[Start of Attachment]

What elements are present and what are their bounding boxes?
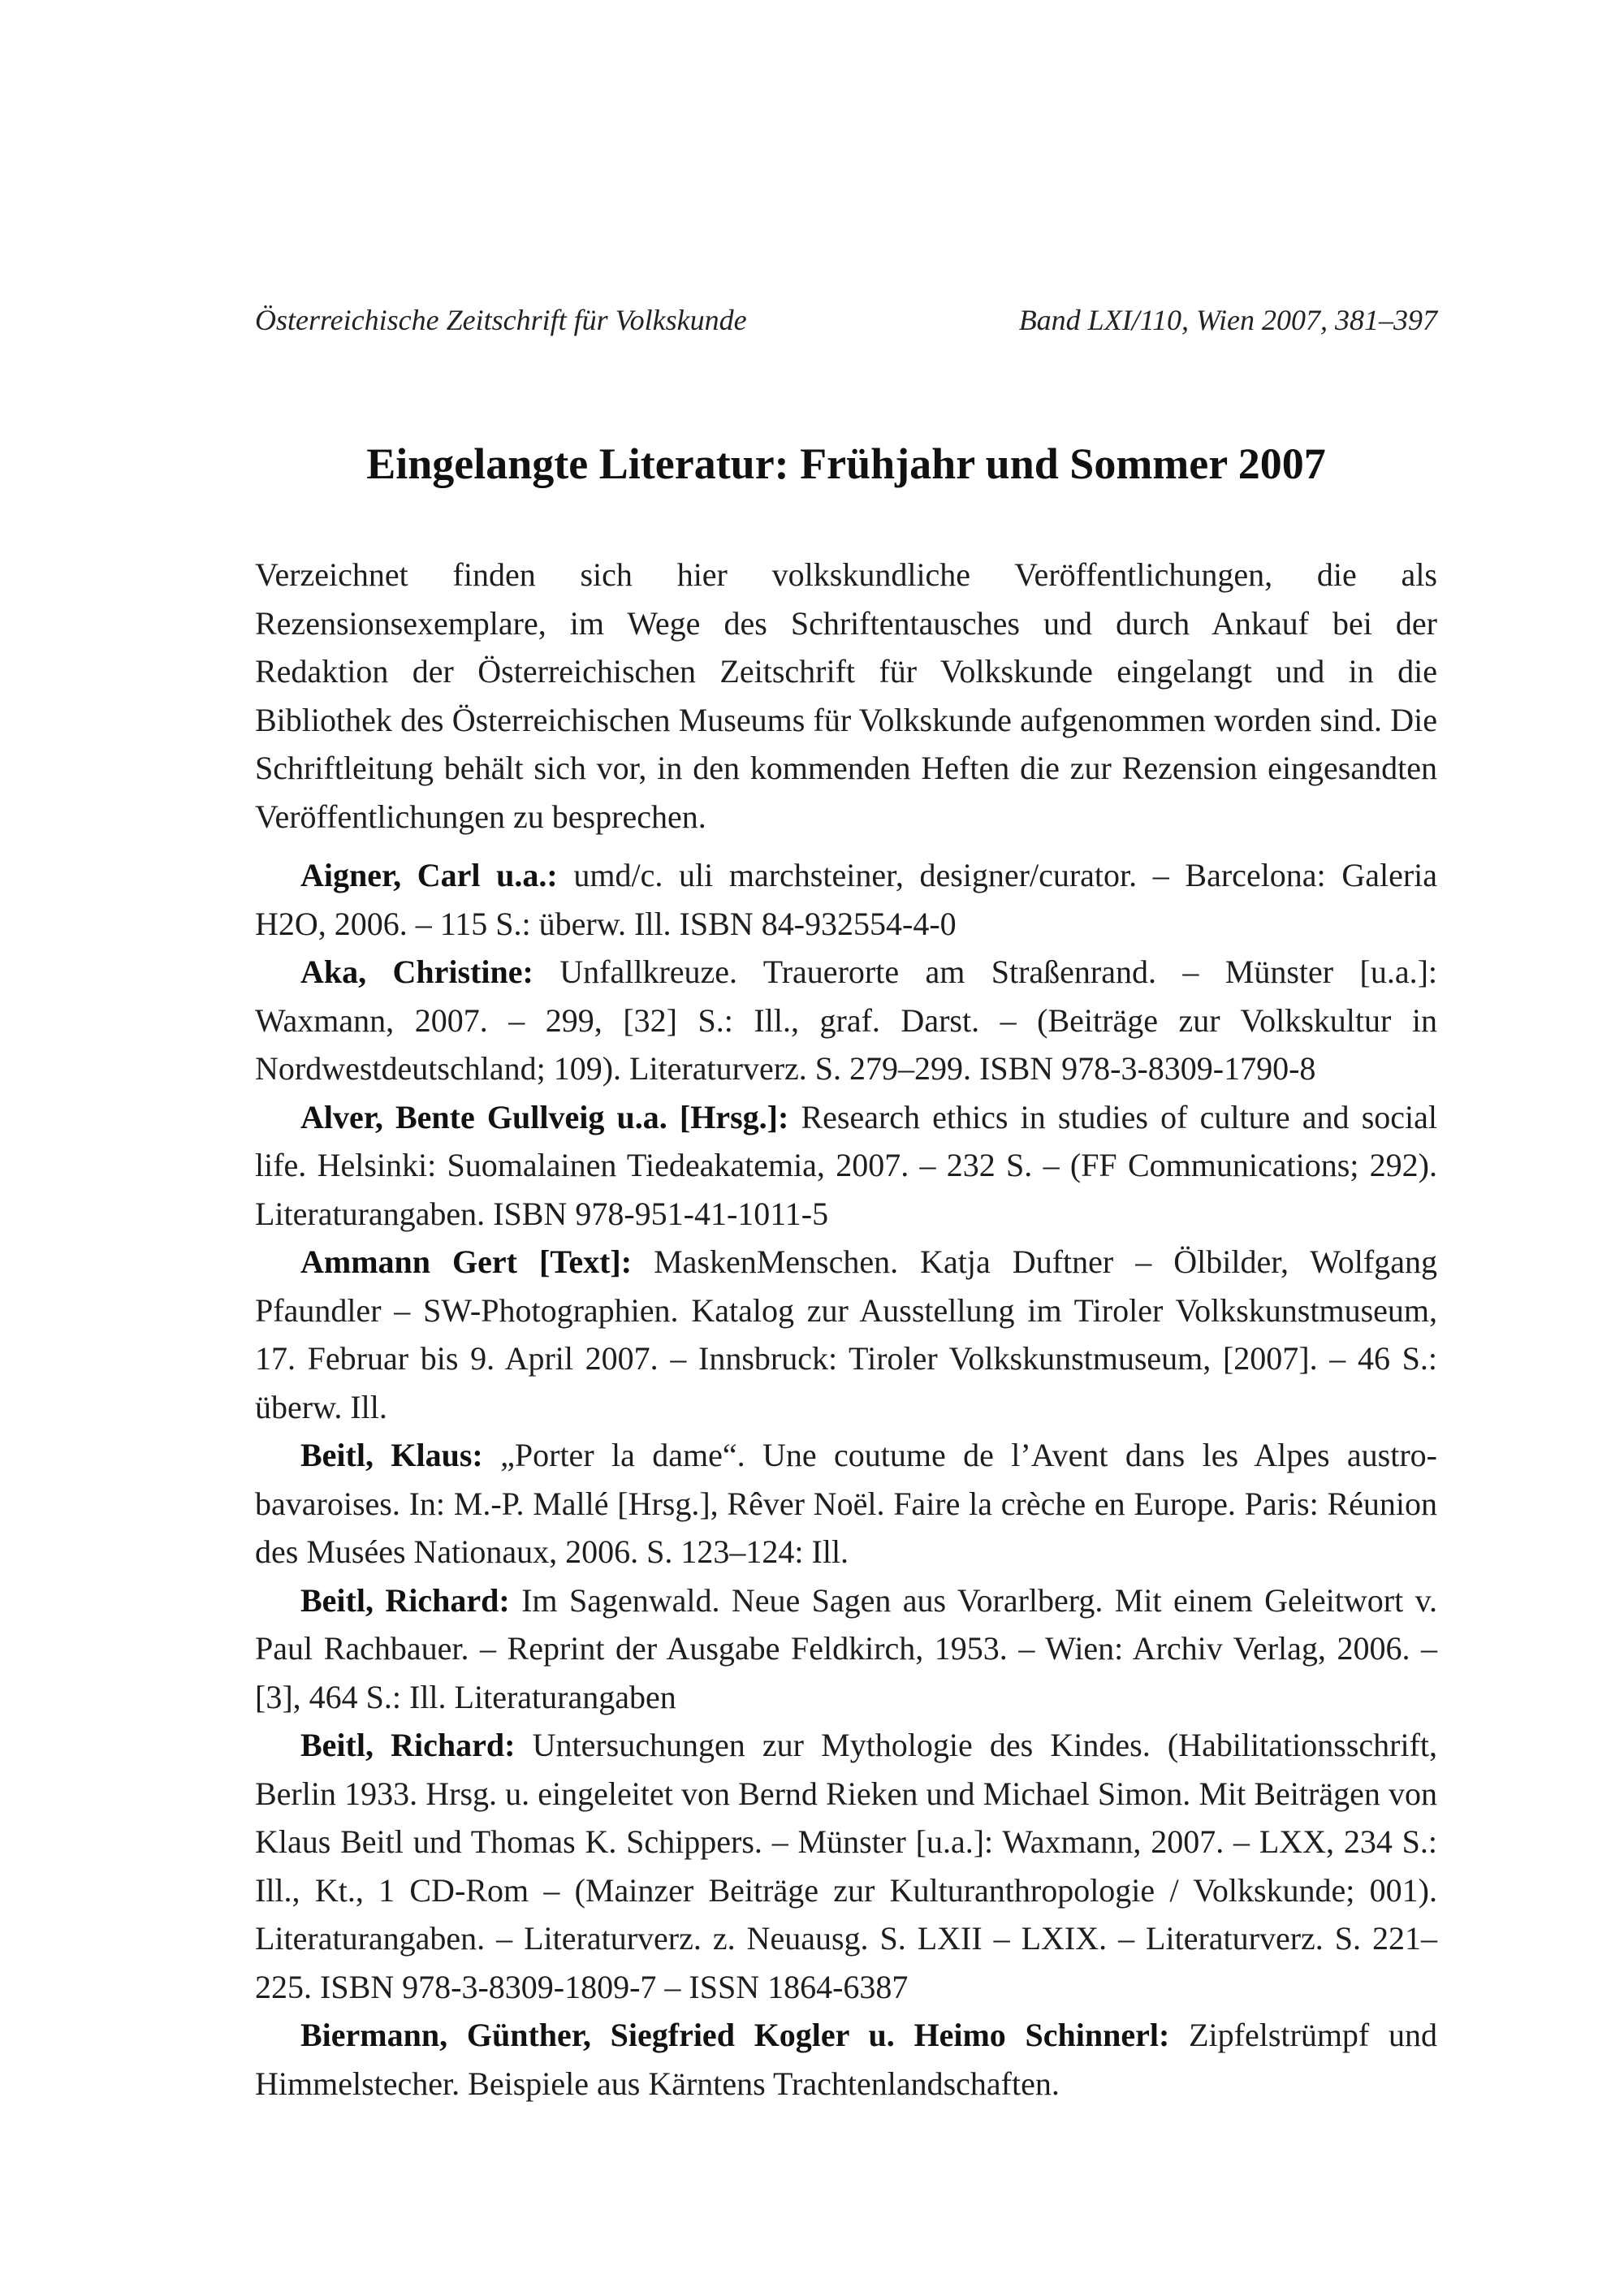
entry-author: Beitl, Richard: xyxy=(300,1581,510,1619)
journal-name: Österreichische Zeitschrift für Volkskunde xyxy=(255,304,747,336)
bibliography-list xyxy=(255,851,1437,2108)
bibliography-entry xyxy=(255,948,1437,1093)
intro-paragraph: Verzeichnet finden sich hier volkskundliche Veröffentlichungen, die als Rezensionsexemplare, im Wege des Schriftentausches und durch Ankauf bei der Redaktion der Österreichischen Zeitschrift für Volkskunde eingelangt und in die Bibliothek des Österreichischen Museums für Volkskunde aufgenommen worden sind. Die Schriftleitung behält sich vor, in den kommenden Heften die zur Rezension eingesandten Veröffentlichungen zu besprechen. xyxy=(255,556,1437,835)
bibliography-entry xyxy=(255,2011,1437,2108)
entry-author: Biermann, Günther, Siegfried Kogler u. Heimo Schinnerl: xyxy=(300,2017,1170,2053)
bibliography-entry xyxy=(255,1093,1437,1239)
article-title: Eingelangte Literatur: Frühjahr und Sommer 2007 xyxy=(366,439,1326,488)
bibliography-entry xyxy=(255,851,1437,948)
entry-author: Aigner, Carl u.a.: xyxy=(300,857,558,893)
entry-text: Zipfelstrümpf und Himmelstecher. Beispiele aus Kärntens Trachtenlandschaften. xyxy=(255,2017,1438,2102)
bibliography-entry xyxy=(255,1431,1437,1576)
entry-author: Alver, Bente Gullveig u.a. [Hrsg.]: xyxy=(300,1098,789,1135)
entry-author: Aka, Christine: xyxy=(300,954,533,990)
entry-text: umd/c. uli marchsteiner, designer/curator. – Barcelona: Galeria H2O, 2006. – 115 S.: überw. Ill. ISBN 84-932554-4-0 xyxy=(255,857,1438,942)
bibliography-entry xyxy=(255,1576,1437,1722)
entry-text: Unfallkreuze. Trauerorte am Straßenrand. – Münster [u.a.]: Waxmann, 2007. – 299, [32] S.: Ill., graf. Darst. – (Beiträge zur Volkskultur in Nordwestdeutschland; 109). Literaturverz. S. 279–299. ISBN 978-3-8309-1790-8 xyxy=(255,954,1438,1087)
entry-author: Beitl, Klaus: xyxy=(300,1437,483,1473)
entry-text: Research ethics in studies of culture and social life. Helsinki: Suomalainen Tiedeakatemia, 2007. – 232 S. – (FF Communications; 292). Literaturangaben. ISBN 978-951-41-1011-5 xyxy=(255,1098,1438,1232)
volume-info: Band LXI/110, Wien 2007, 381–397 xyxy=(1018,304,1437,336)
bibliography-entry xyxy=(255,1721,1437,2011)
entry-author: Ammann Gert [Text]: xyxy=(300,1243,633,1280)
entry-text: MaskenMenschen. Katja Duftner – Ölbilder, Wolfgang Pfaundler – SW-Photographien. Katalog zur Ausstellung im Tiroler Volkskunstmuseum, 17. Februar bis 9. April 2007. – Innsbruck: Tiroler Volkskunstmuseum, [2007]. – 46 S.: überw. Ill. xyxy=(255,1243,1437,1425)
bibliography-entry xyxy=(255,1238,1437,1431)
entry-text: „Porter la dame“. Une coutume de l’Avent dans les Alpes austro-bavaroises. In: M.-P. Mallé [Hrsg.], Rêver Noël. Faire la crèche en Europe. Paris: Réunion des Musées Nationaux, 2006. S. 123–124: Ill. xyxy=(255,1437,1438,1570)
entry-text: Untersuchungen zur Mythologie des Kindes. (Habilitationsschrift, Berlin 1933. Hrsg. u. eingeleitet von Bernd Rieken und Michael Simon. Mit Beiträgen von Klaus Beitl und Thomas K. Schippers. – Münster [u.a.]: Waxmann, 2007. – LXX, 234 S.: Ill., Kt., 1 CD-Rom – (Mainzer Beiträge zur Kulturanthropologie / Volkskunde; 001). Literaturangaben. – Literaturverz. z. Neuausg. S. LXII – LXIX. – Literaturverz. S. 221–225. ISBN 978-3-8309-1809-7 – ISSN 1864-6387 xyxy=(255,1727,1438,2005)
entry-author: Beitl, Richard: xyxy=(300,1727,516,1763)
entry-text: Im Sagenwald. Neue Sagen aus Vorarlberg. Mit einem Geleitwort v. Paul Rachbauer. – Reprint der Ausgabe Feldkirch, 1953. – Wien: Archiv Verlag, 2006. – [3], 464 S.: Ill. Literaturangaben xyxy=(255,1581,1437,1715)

[End of Attachment]

> **EXERCISE DESCRIPTION**
Only lines holding the string "Richard" are wanted; gather each one from the entries above.

> **RESULT FOR THIS EXERCISE**
entry-author: Beitl, Richard: xyxy=(300,1581,510,1619)
entry-author: Beitl, Richard: xyxy=(300,1727,516,1763)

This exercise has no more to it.